▸ **Written request**:
Write out the full set of records below exactly.

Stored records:
━━━━
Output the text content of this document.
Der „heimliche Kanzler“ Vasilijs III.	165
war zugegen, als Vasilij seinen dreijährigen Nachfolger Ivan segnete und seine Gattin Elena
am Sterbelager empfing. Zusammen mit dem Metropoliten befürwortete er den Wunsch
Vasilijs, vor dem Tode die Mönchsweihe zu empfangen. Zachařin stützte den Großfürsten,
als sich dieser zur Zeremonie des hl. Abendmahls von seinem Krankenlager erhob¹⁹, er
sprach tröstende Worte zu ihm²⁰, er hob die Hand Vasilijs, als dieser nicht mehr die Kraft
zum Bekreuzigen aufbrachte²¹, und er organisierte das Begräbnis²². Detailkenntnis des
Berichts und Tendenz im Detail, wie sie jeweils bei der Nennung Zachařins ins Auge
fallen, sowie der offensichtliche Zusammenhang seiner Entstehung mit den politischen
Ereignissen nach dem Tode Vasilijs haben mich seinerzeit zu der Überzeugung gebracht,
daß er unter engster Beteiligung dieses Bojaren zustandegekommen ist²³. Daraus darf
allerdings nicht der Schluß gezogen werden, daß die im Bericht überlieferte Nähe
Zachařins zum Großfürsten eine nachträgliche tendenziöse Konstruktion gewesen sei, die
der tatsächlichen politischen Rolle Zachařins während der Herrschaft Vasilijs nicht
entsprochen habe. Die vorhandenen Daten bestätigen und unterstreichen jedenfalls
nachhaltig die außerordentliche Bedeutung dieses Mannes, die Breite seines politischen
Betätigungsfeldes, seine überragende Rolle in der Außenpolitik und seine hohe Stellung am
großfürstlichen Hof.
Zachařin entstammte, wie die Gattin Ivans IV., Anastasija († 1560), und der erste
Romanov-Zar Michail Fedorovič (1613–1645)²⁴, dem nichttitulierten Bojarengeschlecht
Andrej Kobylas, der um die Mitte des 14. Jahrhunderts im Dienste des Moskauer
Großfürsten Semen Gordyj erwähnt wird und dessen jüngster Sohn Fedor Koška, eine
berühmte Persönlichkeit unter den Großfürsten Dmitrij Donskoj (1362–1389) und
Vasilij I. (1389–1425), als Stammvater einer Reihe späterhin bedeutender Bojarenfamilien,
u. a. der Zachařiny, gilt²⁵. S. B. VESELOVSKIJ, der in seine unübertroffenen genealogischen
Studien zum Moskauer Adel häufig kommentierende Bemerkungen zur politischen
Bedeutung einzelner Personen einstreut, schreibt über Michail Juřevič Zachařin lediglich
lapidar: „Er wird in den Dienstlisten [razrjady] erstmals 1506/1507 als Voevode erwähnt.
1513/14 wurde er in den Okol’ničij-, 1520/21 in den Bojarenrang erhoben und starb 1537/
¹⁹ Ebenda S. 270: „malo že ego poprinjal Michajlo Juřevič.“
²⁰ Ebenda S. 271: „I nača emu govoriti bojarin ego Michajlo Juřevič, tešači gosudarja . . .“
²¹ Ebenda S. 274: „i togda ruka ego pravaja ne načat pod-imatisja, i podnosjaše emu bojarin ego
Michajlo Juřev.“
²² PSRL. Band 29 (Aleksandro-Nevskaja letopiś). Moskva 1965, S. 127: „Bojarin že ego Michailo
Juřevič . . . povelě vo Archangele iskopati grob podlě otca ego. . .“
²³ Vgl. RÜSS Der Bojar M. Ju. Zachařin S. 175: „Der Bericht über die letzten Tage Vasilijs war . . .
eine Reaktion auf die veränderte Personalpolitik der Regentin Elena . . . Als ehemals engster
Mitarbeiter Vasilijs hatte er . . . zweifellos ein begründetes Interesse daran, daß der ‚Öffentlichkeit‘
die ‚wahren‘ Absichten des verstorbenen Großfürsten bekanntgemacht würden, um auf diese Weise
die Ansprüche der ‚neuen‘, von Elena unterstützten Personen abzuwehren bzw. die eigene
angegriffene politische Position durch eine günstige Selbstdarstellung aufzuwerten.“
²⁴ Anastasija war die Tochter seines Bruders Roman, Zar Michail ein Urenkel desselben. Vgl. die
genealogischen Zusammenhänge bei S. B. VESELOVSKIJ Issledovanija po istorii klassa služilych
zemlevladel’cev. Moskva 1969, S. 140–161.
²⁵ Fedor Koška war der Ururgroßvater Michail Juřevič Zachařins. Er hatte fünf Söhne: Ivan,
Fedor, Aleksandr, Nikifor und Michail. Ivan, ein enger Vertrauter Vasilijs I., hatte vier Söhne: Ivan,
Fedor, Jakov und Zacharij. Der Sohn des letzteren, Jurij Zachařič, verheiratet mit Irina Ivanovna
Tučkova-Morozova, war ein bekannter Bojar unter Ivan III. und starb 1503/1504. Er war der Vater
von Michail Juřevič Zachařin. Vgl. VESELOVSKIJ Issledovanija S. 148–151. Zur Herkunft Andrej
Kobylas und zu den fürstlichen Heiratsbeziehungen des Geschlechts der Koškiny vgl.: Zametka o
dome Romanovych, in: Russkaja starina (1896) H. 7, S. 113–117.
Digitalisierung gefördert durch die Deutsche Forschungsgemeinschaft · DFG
━━━━
▸ **Solved exercise**:
Output the text content of this document.
Der „heimliche Kanzler“ Vasilijs III.	165
war zugegen, als Vasilij seinen dreijährigen Nachfolger Ivan segnete und seine Gattin Elena
am Sterbelager empfing. Zusammen mit dem Metropoliten befürwortete er den Wunsch
Vasilijs, vor dem Tode die Mönchsweihe zu empfangen. Zachařin stützte den Großfürsten,
als sich dieser zur Zeremonie des hl. Abendmahls von seinem Krankenlager erhob¹⁹, er
sprach tröstende Worte zu ihm²⁰, er hob die Hand Vasilijs, als dieser nicht mehr die Kraft
zum Bekreuzigen aufbrachte²¹, und er organisierte das Begräbnis²². Detailkenntnis des
Berichts und Tendenz im Detail, wie sie jeweils bei der Nennung Zachařins ins Auge
fallen, sowie der offensichtliche Zusammenhang seiner Entstehung mit den politischen
Ereignissen nach dem Tode Vasilijs haben mich seinerzeit zu der Überzeugung gebracht,
daß er unter engster Beteiligung dieses Bojaren zustandegekommen ist²³. Daraus darf
allerdings nicht der Schluß gezogen werden, daß die im Bericht überlieferte Nähe
Zachařins zum Großfürsten eine nachträgliche tendenziöse Konstruktion gewesen sei, die
der tatsächlichen politischen Rolle Zachařins während der Herrschaft Vasilijs nicht
entsprochen habe. Die vorhandenen Daten bestätigen und unterstreichen jedenfalls
nachhaltig die außerordentliche Bedeutung dieses Mannes, die Breite seines politischen
Betätigungsfeldes, seine überragende Rolle in der Außenpolitik und seine hohe Stellung am
großfürstlichen Hof.
Zachařin entstammte, wie die Gattin Ivans IV., Anastasija († 1560), und der erste
Romanov-Zar Michail Fedorovič (1613–1645)²⁴, dem nichttitulierten Bojarengeschlecht
Andrej Kobylas, der um die Mitte des 14. Jahrhunderts im Dienste des Moskauer
Großfürsten Semen Gordyj erwähnt wird und dessen jüngster Sohn Fedor Koška, eine
berühmte Persönlichkeit unter den Großfürsten Dmitrij Donskoj (1362–1389) und
Vasilij I. (1389–1425), als Stammvater einer Reihe späterhin bedeutender Bojarenfamilien,
u. a. der Zachařiny, gilt²⁵. S. B. VESELOVSKIJ, der in seine unübertroffenen genealogischen
Studien zum Moskauer Adel häufig kommentierende Bemerkungen zur politischen
Bedeutung einzelner Personen einstreut, schreibt über Michail Juřevič Zachařin lediglich
lapidar: „Er wird in den Dienstlisten [razrjady] erstmals 1506/1507 als Voevode erwähnt.
1513/14 wurde er in den Okol’ničij-, 1520/21 in den Bojarenrang erhoben und starb 1537/
¹⁹ Ebenda S. 270: „malo že ego poprinjal Michajlo Juřevič.“
²⁰ Ebenda S. 271: „I nača emu govoriti bojarin ego Michajlo Juřevič, tešači gosudarja . . .“
²¹ Ebenda S. 274: „i togda ruka ego pravaja ne načat pod-imatisja, i podnosjaše emu bojarin ego
Michajlo Juřev.“
²² PSRL. Band 29 (Aleksandro-Nevskaja letopiś). Moskva 1965, S. 127: „Bojarin že ego Michailo
Juřevič . . . povelě vo Archangele iskopati grob podlě otca ego. . .“
²³ Vgl. RÜSS Der Bojar M. Ju. Zachařin S. 175: „Der Bericht über die letzten Tage Vasilijs war . . .
eine Reaktion auf die veränderte Personalpolitik der Regentin Elena . . . Als ehemals engster
Mitarbeiter Vasilijs hatte er . . . zweifellos ein begründetes Interesse daran, daß der ‚Öffentlichkeit‘
die ‚wahren‘ Absichten des verstorbenen Großfürsten bekanntgemacht würden, um auf diese Weise
die Ansprüche der ‚neuen‘, von Elena unterstützten Personen abzuwehren bzw. die eigene
angegriffene politische Position durch eine günstige Selbstdarstellung aufzuwerten.“
²⁴ Anastasija war die Tochter seines Bruders Roman, Zar Michail ein Urenkel desselben. Vgl. die
genealogischen Zusammenhänge bei S. B. VESELOVSKIJ Issledovanija po istorii klassa služilych
zemlevladel’cev. Moskva 1969, S. 140–161.
²⁵ Fedor Koška war der Ururgroßvater Michail Juřevič Zachařins. Er hatte fünf Söhne: Ivan,
Fedor, Aleksandr, Nikifor und Michail. Ivan, ein enger Vertrauter Vasilijs I., hatte vier Söhne: Ivan,
Fedor, Jakov und Zacharij. Der Sohn des letzteren, Jurij Zachařič, verheiratet mit Irina Ivanovna
Tučkova-Morozova, war ein bekannter Bojar unter Ivan III. und starb 1503/1504. Er war der Vater
von Michail Juřevič Zachařin. Vgl. VESELOVSKIJ Issledovanija S. 148–151. Zur Herkunft Andrej
Kobylas und zu den fürstlichen Heiratsbeziehungen des Geschlechts der Koškiny vgl.: Zametka o
dome Romanovych, in: Russkaja starina (1896) H. 7, S. 113–117.
Digitalisierung gefördert durch die Deutsche Forschungsgemeinschaft · DFG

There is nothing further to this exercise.